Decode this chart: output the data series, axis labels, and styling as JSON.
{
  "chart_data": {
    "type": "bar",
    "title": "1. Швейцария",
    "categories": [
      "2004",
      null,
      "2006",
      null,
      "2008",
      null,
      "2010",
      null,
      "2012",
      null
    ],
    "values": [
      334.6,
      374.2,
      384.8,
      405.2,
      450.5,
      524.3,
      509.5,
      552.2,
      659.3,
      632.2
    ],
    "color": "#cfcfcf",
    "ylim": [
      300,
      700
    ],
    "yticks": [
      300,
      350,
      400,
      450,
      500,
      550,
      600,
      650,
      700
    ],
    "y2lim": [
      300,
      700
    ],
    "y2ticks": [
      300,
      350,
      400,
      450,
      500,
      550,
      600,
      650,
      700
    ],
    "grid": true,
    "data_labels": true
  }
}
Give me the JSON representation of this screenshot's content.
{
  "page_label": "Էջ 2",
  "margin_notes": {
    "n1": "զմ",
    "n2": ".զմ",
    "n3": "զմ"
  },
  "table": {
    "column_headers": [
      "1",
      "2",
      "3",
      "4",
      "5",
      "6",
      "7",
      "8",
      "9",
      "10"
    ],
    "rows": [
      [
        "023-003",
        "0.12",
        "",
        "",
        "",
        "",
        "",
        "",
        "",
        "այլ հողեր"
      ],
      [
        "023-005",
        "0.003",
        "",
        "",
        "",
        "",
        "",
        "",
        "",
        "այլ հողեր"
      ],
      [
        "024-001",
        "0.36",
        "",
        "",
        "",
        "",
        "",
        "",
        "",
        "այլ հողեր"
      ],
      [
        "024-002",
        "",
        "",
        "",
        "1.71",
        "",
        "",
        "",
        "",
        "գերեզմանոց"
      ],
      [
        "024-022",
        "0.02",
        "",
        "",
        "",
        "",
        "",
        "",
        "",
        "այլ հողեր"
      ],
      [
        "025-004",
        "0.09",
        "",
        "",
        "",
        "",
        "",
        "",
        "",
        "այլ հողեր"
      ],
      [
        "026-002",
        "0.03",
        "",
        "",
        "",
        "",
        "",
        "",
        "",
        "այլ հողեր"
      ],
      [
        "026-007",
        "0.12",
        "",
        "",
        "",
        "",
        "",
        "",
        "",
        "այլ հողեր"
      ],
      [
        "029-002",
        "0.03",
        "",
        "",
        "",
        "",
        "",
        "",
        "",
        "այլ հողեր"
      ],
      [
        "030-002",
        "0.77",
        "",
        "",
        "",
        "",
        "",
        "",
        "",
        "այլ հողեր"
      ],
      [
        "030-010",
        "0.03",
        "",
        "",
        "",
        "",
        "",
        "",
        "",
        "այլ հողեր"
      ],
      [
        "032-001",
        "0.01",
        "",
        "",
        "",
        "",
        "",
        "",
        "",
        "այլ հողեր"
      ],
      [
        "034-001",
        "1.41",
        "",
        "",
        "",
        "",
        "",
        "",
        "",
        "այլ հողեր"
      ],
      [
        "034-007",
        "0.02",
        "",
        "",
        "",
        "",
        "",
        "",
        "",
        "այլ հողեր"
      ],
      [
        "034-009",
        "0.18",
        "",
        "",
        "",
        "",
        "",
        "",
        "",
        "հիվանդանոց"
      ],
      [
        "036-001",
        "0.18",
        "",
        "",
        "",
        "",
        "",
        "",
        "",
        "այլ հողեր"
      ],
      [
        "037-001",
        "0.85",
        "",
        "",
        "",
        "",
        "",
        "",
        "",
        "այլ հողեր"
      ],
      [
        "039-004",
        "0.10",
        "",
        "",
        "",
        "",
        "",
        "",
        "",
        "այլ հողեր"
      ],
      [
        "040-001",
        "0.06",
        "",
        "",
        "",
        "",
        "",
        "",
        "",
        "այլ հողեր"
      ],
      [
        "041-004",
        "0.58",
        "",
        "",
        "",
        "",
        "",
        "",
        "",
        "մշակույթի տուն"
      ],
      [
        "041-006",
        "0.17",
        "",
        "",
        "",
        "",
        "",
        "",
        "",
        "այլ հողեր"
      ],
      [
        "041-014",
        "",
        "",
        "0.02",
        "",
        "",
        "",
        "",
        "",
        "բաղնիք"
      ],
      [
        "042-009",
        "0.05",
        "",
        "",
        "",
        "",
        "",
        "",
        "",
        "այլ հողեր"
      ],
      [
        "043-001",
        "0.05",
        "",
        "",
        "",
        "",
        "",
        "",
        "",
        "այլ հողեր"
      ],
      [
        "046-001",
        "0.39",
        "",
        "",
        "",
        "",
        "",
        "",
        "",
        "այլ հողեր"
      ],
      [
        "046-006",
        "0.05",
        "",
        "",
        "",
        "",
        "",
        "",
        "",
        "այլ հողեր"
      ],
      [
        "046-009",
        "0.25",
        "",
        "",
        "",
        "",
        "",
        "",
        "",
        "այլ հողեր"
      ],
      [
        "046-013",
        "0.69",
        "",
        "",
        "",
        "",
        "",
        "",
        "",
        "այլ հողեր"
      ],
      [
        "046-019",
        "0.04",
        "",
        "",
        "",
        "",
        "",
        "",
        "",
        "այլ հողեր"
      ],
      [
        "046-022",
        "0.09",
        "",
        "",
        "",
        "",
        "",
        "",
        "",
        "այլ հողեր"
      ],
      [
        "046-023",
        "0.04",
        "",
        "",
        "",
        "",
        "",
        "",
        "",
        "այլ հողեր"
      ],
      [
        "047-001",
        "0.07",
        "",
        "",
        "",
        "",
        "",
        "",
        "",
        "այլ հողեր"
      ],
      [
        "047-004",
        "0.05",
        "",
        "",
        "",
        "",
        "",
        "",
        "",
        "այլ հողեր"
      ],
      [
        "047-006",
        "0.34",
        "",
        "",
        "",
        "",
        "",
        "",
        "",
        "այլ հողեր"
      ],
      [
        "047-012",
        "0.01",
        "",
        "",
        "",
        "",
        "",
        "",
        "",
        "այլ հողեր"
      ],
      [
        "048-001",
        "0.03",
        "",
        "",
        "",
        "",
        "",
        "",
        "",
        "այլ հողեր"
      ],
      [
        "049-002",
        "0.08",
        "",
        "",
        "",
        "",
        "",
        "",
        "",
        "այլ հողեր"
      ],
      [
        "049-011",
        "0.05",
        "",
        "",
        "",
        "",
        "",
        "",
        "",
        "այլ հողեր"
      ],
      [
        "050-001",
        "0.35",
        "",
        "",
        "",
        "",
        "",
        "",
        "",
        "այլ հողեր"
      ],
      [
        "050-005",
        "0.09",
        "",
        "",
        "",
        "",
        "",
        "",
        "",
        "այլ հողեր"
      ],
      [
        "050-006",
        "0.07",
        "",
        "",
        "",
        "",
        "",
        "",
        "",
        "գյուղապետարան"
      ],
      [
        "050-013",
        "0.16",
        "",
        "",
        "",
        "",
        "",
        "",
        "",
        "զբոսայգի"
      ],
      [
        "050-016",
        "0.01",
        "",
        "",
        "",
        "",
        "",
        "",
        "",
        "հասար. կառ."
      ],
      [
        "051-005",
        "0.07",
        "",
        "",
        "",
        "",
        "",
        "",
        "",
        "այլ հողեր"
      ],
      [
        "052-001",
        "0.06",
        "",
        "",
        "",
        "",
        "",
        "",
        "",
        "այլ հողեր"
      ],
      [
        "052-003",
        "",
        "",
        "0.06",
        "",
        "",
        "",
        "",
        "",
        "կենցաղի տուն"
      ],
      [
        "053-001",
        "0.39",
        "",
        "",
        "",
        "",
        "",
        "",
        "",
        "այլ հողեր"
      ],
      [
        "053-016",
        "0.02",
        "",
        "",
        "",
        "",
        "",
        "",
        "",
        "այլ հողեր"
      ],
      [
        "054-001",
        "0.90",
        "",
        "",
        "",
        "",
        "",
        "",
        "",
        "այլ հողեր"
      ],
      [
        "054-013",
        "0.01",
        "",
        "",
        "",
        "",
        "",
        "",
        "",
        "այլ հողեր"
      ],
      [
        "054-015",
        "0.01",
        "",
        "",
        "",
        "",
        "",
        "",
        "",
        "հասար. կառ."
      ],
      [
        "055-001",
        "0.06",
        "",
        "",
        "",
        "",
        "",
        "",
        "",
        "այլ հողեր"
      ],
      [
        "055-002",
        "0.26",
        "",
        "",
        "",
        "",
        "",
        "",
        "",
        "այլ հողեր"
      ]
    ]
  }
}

■ **Exercise directions**: Copy every line above that holds the word "this".

■ **Solution to the exercise**:
Decode this chart: output the data series, axis labels, and styling as JSON.
Give me the JSON representation of this screenshot's content.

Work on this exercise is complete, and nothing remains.